Source data:
_ _ _ _ _ _ _
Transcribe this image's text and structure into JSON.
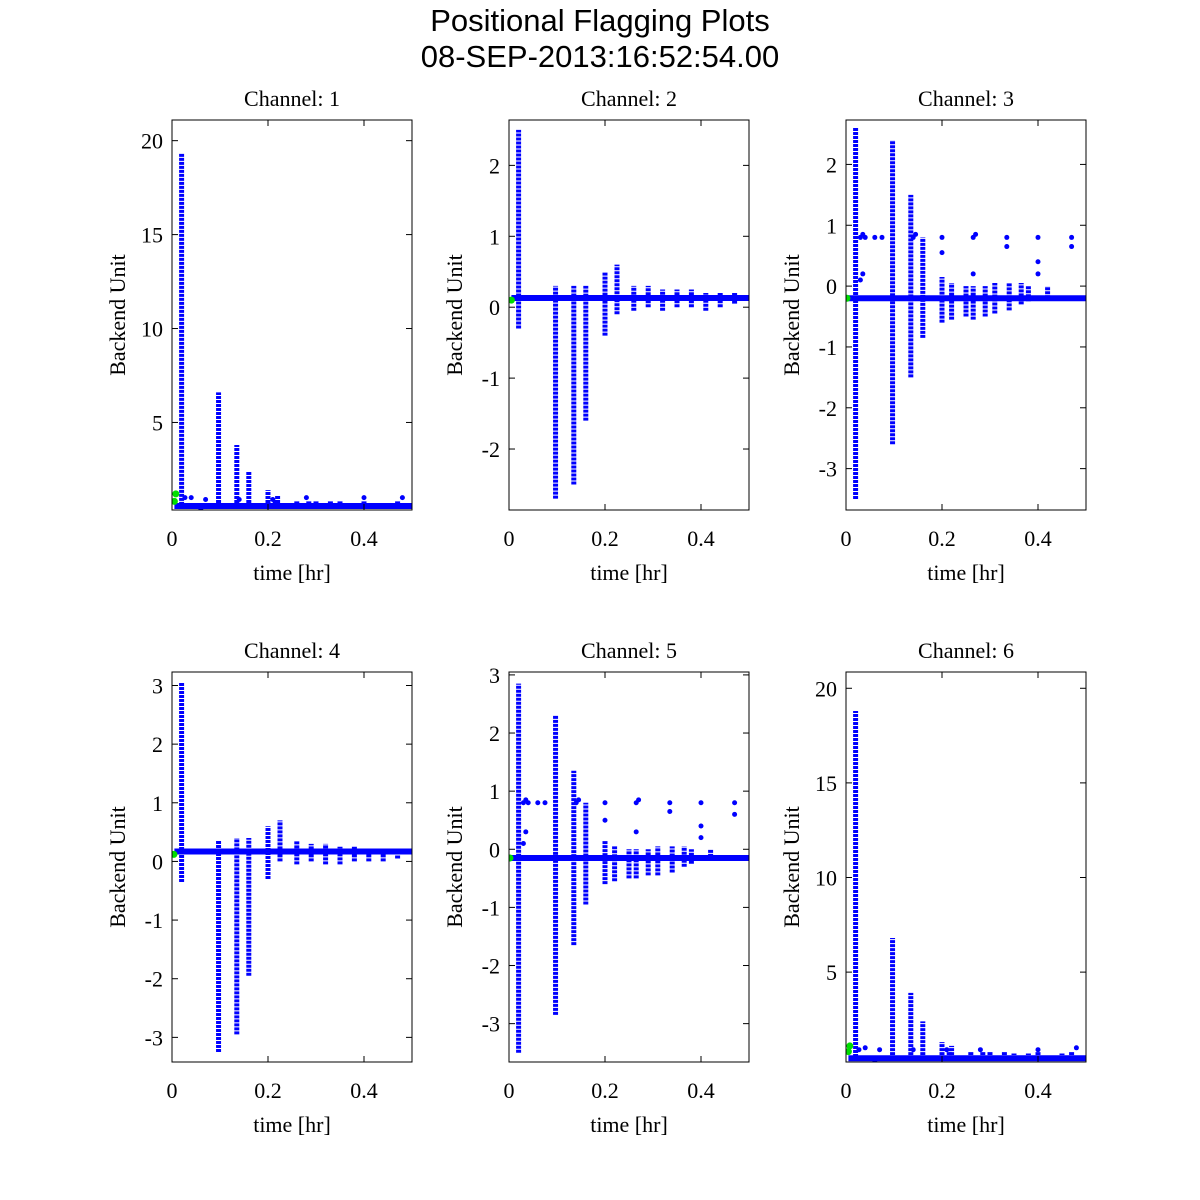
{
  "chart_data": {
    "type": "scatter",
    "title": "Positional Flagging Plots",
    "subtitle": "08-SEP-2013:16:52:54.00",
    "colors": {
      "data": "#0000ff",
      "flagged": "#00dd00",
      "axes": "#000000"
    },
    "panels": [
      {
        "title": "Channel: 1",
        "xlabel": "time [hr]",
        "ylabel": "Backend Unit",
        "xlim": [
          0,
          0.5
        ],
        "ylim": [
          0.34,
          21.1
        ],
        "xticks": [
          0,
          0.2,
          0.4
        ],
        "xtick_labels": [
          "0",
          "0.2",
          "0.4"
        ],
        "yticks": [
          5,
          10,
          15,
          20
        ],
        "ytick_labels": [
          "5",
          "10",
          "15",
          "20"
        ],
        "baseline": 0.55,
        "spikes": [
          [
            0.02,
            0.4,
            19.3
          ],
          [
            0.097,
            0.5,
            6.6
          ],
          [
            0.135,
            0.5,
            3.8
          ],
          [
            0.16,
            0.5,
            2.4
          ],
          [
            0.2,
            0.5,
            1.4
          ],
          [
            0.215,
            0.5,
            0.9
          ],
          [
            0.22,
            0.5,
            1.1
          ],
          [
            0.26,
            0.5,
            0.8
          ],
          [
            0.285,
            0.5,
            0.8
          ],
          [
            0.3,
            0.5,
            0.8
          ],
          [
            0.33,
            0.5,
            0.8
          ],
          [
            0.35,
            0.5,
            0.8
          ],
          [
            0.38,
            0.5,
            0.7
          ],
          [
            0.4,
            0.5,
            0.8
          ],
          [
            0.45,
            0.5,
            0.7
          ],
          [
            0.47,
            0.5,
            0.8
          ]
        ],
        "outliers": [
          [
            0.027,
            1.0
          ],
          [
            0.04,
            1.0
          ],
          [
            0.07,
            0.9
          ],
          [
            0.14,
            0.9
          ],
          [
            0.21,
            0.9
          ],
          [
            0.28,
            1.0
          ],
          [
            0.4,
            1.0
          ],
          [
            0.48,
            1.0
          ],
          [
            0.06,
            0.35
          ]
        ],
        "flagged": [
          [
            0.005,
            0.8
          ],
          [
            0.008,
            1.2
          ]
        ]
      },
      {
        "title": "Channel: 2",
        "xlabel": "time [hr]",
        "ylabel": "Backend Unit",
        "xlim": [
          0,
          0.5
        ],
        "ylim": [
          -2.86,
          2.64
        ],
        "xticks": [
          0,
          0.2,
          0.4
        ],
        "xtick_labels": [
          "0",
          "0.2",
          "0.4"
        ],
        "yticks": [
          -2,
          -1,
          0,
          1,
          2
        ],
        "ytick_labels": [
          "-2",
          "-1",
          "0",
          "1",
          "2"
        ],
        "baseline": 0.13,
        "spikes": [
          [
            0.02,
            -0.3,
            2.5
          ],
          [
            0.097,
            -2.7,
            0.3
          ],
          [
            0.135,
            -2.5,
            0.3
          ],
          [
            0.16,
            -1.6,
            0.3
          ],
          [
            0.2,
            -0.4,
            0.5
          ],
          [
            0.225,
            -0.1,
            0.6
          ],
          [
            0.26,
            -0.05,
            0.3
          ],
          [
            0.29,
            0.0,
            0.3
          ],
          [
            0.32,
            -0.05,
            0.25
          ],
          [
            0.35,
            0.0,
            0.25
          ],
          [
            0.38,
            0.0,
            0.25
          ],
          [
            0.41,
            -0.05,
            0.2
          ],
          [
            0.44,
            0.0,
            0.2
          ],
          [
            0.47,
            0.05,
            0.2
          ]
        ],
        "outliers": [],
        "flagged": [
          [
            0.005,
            0.1
          ]
        ]
      },
      {
        "title": "Channel: 3",
        "xlabel": "time [hr]",
        "ylabel": "Backend Unit",
        "xlim": [
          0,
          0.5
        ],
        "ylim": [
          -3.68,
          2.73
        ],
        "xticks": [
          0,
          0.2,
          0.4
        ],
        "xtick_labels": [
          "0",
          "0.2",
          "0.4"
        ],
        "yticks": [
          -3,
          -2,
          -1,
          0,
          1,
          2
        ],
        "ytick_labels": [
          "-3",
          "-2",
          "-1",
          "0",
          "1",
          "2"
        ],
        "baseline": -0.2,
        "spikes": [
          [
            0.02,
            -3.5,
            2.6
          ],
          [
            0.097,
            -2.6,
            2.4
          ],
          [
            0.135,
            -1.5,
            1.5
          ],
          [
            0.16,
            -0.85,
            0.8
          ],
          [
            0.2,
            -0.6,
            0.15
          ],
          [
            0.22,
            -0.55,
            0.05
          ],
          [
            0.25,
            -0.5,
            0.0
          ],
          [
            0.265,
            -0.55,
            0.0
          ],
          [
            0.29,
            -0.5,
            0.0
          ],
          [
            0.31,
            -0.45,
            0.05
          ],
          [
            0.34,
            -0.4,
            0.05
          ],
          [
            0.365,
            -0.3,
            0.05
          ],
          [
            0.38,
            -0.25,
            0.0
          ],
          [
            0.42,
            -0.2,
            0.0
          ]
        ],
        "outliers": [
          [
            0.03,
            0.8
          ],
          [
            0.035,
            0.85
          ],
          [
            0.04,
            0.8
          ],
          [
            0.03,
            0.1
          ],
          [
            0.035,
            0.2
          ],
          [
            0.06,
            0.8
          ],
          [
            0.075,
            0.8
          ],
          [
            0.14,
            0.8
          ],
          [
            0.145,
            0.85
          ],
          [
            0.2,
            0.8
          ],
          [
            0.2,
            0.55
          ],
          [
            0.265,
            0.8
          ],
          [
            0.27,
            0.85
          ],
          [
            0.265,
            0.2
          ],
          [
            0.335,
            0.8
          ],
          [
            0.335,
            0.65
          ],
          [
            0.4,
            0.8
          ],
          [
            0.4,
            0.4
          ],
          [
            0.4,
            0.2
          ],
          [
            0.47,
            0.8
          ],
          [
            0.47,
            0.65
          ]
        ],
        "flagged": [
          [
            0.002,
            -0.2
          ]
        ]
      },
      {
        "title": "Channel: 4",
        "xlabel": "time [hr]",
        "ylabel": "Backend Unit",
        "xlim": [
          0,
          0.5
        ],
        "ylim": [
          -3.42,
          3.23
        ],
        "xticks": [
          0,
          0.2,
          0.4
        ],
        "xtick_labels": [
          "0",
          "0.2",
          "0.4"
        ],
        "yticks": [
          -3,
          -2,
          -1,
          0,
          1,
          2,
          3
        ],
        "ytick_labels": [
          "-3",
          "-2",
          "-1",
          "0",
          "1",
          "2",
          "3"
        ],
        "baseline": 0.17,
        "spikes": [
          [
            0.02,
            -0.35,
            3.05
          ],
          [
            0.097,
            -3.25,
            0.35
          ],
          [
            0.135,
            -2.95,
            0.4
          ],
          [
            0.16,
            -1.95,
            0.4
          ],
          [
            0.2,
            -0.3,
            0.6
          ],
          [
            0.225,
            0.0,
            0.7
          ],
          [
            0.26,
            -0.05,
            0.35
          ],
          [
            0.29,
            0.0,
            0.3
          ],
          [
            0.32,
            -0.05,
            0.3
          ],
          [
            0.35,
            -0.05,
            0.25
          ],
          [
            0.38,
            0.0,
            0.25
          ],
          [
            0.41,
            0.0,
            0.2
          ],
          [
            0.44,
            0.0,
            0.2
          ],
          [
            0.47,
            0.05,
            0.2
          ]
        ],
        "outliers": [],
        "flagged": [
          [
            0.004,
            0.12
          ]
        ]
      },
      {
        "title": "Channel: 5",
        "xlabel": "time [hr]",
        "ylabel": "Backend Unit",
        "xlim": [
          0,
          0.5
        ],
        "ylim": [
          -3.66,
          3.05
        ],
        "xticks": [
          0,
          0.2,
          0.4
        ],
        "xtick_labels": [
          "0",
          "0.2",
          "0.4"
        ],
        "yticks": [
          -3,
          -2,
          -1,
          0,
          1,
          2,
          3
        ],
        "ytick_labels": [
          "-3",
          "-2",
          "-1",
          "0",
          "1",
          "2",
          "3"
        ],
        "baseline": -0.15,
        "spikes": [
          [
            0.02,
            -3.5,
            2.85
          ],
          [
            0.097,
            -2.85,
            2.3
          ],
          [
            0.135,
            -1.65,
            1.35
          ],
          [
            0.16,
            -0.95,
            0.8
          ],
          [
            0.2,
            -0.6,
            0.15
          ],
          [
            0.22,
            -0.55,
            0.05
          ],
          [
            0.25,
            -0.5,
            0.0
          ],
          [
            0.265,
            -0.5,
            0.0
          ],
          [
            0.29,
            -0.45,
            0.0
          ],
          [
            0.31,
            -0.45,
            0.05
          ],
          [
            0.34,
            -0.4,
            0.05
          ],
          [
            0.365,
            -0.3,
            0.05
          ],
          [
            0.38,
            -0.25,
            0.0
          ],
          [
            0.42,
            -0.2,
            0.0
          ]
        ],
        "outliers": [
          [
            0.03,
            0.8
          ],
          [
            0.035,
            0.85
          ],
          [
            0.04,
            0.8
          ],
          [
            0.03,
            0.1
          ],
          [
            0.035,
            0.3
          ],
          [
            0.06,
            0.8
          ],
          [
            0.075,
            0.8
          ],
          [
            0.14,
            0.8
          ],
          [
            0.145,
            0.85
          ],
          [
            0.2,
            0.8
          ],
          [
            0.2,
            0.5
          ],
          [
            0.265,
            0.8
          ],
          [
            0.27,
            0.85
          ],
          [
            0.265,
            0.3
          ],
          [
            0.335,
            0.8
          ],
          [
            0.335,
            0.65
          ],
          [
            0.4,
            0.8
          ],
          [
            0.4,
            0.4
          ],
          [
            0.4,
            0.2
          ],
          [
            0.47,
            0.8
          ],
          [
            0.47,
            0.6
          ]
        ],
        "flagged": [
          [
            0.002,
            -0.15
          ]
        ]
      },
      {
        "title": "Channel: 6",
        "xlabel": "time [hr]",
        "ylabel": "Backend Unit",
        "xlim": [
          0,
          0.5
        ],
        "ylim": [
          0.25,
          20.86
        ],
        "xticks": [
          0,
          0.2,
          0.4
        ],
        "xtick_labels": [
          "0",
          "0.2",
          "0.4"
        ],
        "yticks": [
          5,
          10,
          15,
          20
        ],
        "ytick_labels": [
          "5",
          "10",
          "15",
          "20"
        ],
        "baseline": 0.45,
        "spikes": [
          [
            0.02,
            0.3,
            18.8
          ],
          [
            0.097,
            0.4,
            6.8
          ],
          [
            0.135,
            0.4,
            3.9
          ],
          [
            0.16,
            0.4,
            2.4
          ],
          [
            0.2,
            0.4,
            1.3
          ],
          [
            0.215,
            0.4,
            0.9
          ],
          [
            0.22,
            0.4,
            1.1
          ],
          [
            0.26,
            0.4,
            0.8
          ],
          [
            0.285,
            0.4,
            0.8
          ],
          [
            0.3,
            0.4,
            0.8
          ],
          [
            0.33,
            0.4,
            0.8
          ],
          [
            0.35,
            0.4,
            0.7
          ],
          [
            0.38,
            0.4,
            0.7
          ],
          [
            0.4,
            0.4,
            0.8
          ],
          [
            0.45,
            0.4,
            0.7
          ],
          [
            0.47,
            0.4,
            0.8
          ]
        ],
        "outliers": [
          [
            0.027,
            0.9
          ],
          [
            0.04,
            1.0
          ],
          [
            0.07,
            0.9
          ],
          [
            0.14,
            0.9
          ],
          [
            0.21,
            0.9
          ],
          [
            0.28,
            0.9
          ],
          [
            0.4,
            0.9
          ],
          [
            0.48,
            1.0
          ],
          [
            0.06,
            0.25
          ]
        ],
        "flagged": [
          [
            0.005,
            0.8
          ],
          [
            0.008,
            1.1
          ]
        ]
      }
    ]
  }
}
_ _ _ _ _ _ _
Exercise brief: Show all lines above holding "baseline".

In response:
        "baseline": 0.55,
        "baseline": 0.13,
        "baseline": -0.2,
        "baseline": 0.17,
        "baseline": -0.15,
        "baseline": 0.45,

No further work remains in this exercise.